* WHAT YOU NEED TO DO
Please print all of the material below, word for word.

* Rows from a dataset

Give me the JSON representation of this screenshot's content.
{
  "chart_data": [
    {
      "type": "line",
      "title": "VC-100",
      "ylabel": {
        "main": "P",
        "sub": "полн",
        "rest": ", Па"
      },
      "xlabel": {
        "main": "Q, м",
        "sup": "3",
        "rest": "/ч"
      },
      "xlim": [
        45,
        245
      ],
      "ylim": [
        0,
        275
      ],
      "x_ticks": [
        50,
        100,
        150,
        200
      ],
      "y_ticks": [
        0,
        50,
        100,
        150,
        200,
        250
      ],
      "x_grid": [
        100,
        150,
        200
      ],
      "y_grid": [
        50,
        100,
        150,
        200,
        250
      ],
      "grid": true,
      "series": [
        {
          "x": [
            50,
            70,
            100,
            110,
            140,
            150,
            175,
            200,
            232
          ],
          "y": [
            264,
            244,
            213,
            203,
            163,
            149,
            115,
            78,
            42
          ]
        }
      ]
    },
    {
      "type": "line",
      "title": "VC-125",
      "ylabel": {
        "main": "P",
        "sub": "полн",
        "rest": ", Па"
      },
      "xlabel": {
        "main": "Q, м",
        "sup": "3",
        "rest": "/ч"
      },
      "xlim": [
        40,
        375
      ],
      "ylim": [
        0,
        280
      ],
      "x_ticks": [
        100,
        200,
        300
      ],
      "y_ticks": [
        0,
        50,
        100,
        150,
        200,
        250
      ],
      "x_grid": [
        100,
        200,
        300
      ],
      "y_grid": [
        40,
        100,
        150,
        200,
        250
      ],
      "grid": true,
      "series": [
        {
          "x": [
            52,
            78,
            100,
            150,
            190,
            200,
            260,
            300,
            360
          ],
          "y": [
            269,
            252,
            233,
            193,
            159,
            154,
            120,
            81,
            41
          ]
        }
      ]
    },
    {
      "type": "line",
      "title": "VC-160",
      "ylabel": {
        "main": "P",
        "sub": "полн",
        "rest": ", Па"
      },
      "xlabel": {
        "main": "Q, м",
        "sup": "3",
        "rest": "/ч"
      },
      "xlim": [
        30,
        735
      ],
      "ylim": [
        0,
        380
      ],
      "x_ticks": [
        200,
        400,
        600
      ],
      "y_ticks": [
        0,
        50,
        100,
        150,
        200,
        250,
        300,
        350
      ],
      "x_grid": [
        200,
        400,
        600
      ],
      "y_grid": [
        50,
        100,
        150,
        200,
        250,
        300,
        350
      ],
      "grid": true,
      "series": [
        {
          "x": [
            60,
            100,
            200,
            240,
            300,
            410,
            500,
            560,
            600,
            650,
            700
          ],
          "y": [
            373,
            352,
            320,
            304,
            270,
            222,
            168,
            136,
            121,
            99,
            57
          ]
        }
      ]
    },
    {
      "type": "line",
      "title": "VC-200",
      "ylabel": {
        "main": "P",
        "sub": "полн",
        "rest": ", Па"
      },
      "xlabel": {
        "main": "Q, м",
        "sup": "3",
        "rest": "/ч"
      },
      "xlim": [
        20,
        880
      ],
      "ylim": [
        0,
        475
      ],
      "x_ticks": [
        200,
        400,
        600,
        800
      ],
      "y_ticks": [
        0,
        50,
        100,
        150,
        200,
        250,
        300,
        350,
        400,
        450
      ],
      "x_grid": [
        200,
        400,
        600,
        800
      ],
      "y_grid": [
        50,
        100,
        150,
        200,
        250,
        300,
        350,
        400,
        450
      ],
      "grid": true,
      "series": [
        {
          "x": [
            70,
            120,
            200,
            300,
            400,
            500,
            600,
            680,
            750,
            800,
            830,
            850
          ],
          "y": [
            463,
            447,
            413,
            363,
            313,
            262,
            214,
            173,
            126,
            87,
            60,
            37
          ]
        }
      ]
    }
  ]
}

* ANSWER FOR THE TASK
Give me the JSON representation of this screenshot's content.
{
  "chart_data": [
    {
      "type": "line",
      "title": "VC-100",
      "ylabel": {
        "main": "P",
        "sub": "полн",
        "rest": ", Па"
      },
      "xlabel": {
        "main": "Q, м",
        "sup": "3",
        "rest": "/ч"
      },
      "xlim": [
        45,
        245
      ],
      "ylim": [
        0,
        275
      ],
      "x_ticks": [
        50,
        100,
        150,
        200
      ],
      "y_ticks": [
        0,
        50,
        100,
        150,
        200,
        250
      ],
      "x_grid": [
        100,
        150,
        200
      ],
      "y_grid": [
        50,
        100,
        150,
        200,
        250
      ],
      "grid": true,
      "series": [
        {
          "x": [
            50,
            70,
            100,
            110,
            140,
            150,
            175,
            200,
            232
          ],
          "y": [
            264,
            244,
            213,
            203,
            163,
            149,
            115,
            78,
            42
          ]
        }
      ]
    },
    {
      "type": "line",
      "title": "VC-125",
      "ylabel": {
        "main": "P",
        "sub": "полн",
        "rest": ", Па"
      },
      "xlabel": {
        "main": "Q, м",
        "sup": "3",
        "rest": "/ч"
      },
      "xlim": [
        40,
        375
      ],
      "ylim": [
        0,
        280
      ],
      "x_ticks": [
        100,
        200,
        300
      ],
      "y_ticks": [
        0,
        50,
        100,
        150,
        200,
        250
      ],
      "x_grid": [
        100,
        200,
        300
      ],
      "y_grid": [
        40,
        100,
        150,
        200,
        250
      ],
      "grid": true,
      "series": [
        {
          "x": [
            52,
            78,
            100,
            150,
            190,
            200,
            260,
            300,
            360
          ],
          "y": [
            269,
            252,
            233,
            193,
            159,
            154,
            120,
            81,
            41
          ]
        }
      ]
    },
    {
      "type": "line",
      "title": "VC-160",
      "ylabel": {
        "main": "P",
        "sub": "полн",
        "rest": ", Па"
      },
      "xlabel": {
        "main": "Q, м",
        "sup": "3",
        "rest": "/ч"
      },
      "xlim": [
        30,
        735
      ],
      "ylim": [
        0,
        380
      ],
      "x_ticks": [
        200,
        400,
        600
      ],
      "y_ticks": [
        0,
        50,
        100,
        150,
        200,
        250,
        300,
        350
      ],
      "x_grid": [
        200,
        400,
        600
      ],
      "y_grid": [
        50,
        100,
        150,
        200,
        250,
        300,
        350
      ],
      "grid": true,
      "series": [
        {
          "x": [
            60,
            100,
            200,
            240,
            300,
            410,
            500,
            560,
            600,
            650,
            700
          ],
          "y": [
            373,
            352,
            320,
            304,
            270,
            222,
            168,
            136,
            121,
            99,
            57
          ]
        }
      ]
    },
    {
      "type": "line",
      "title": "VC-200",
      "ylabel": {
        "main": "P",
        "sub": "полн",
        "rest": ", Па"
      },
      "xlabel": {
        "main": "Q, м",
        "sup": "3",
        "rest": "/ч"
      },
      "xlim": [
        20,
        880
      ],
      "ylim": [
        0,
        475
      ],
      "x_ticks": [
        200,
        400,
        600,
        800
      ],
      "y_ticks": [
        0,
        50,
        100,
        150,
        200,
        250,
        300,
        350,
        400,
        450
      ],
      "x_grid": [
        200,
        400,
        600,
        800
      ],
      "y_grid": [
        50,
        100,
        150,
        200,
        250,
        300,
        350,
        400,
        450
      ],
      "grid": true,
      "series": [
        {
          "x": [
            70,
            120,
            200,
            300,
            400,
            500,
            600,
            680,
            750,
            800,
            830,
            850
          ],
          "y": [
            463,
            447,
            413,
            363,
            313,
            262,
            214,
            173,
            126,
            87,
            60,
            37
          ]
        }
      ]
    }
  ]
}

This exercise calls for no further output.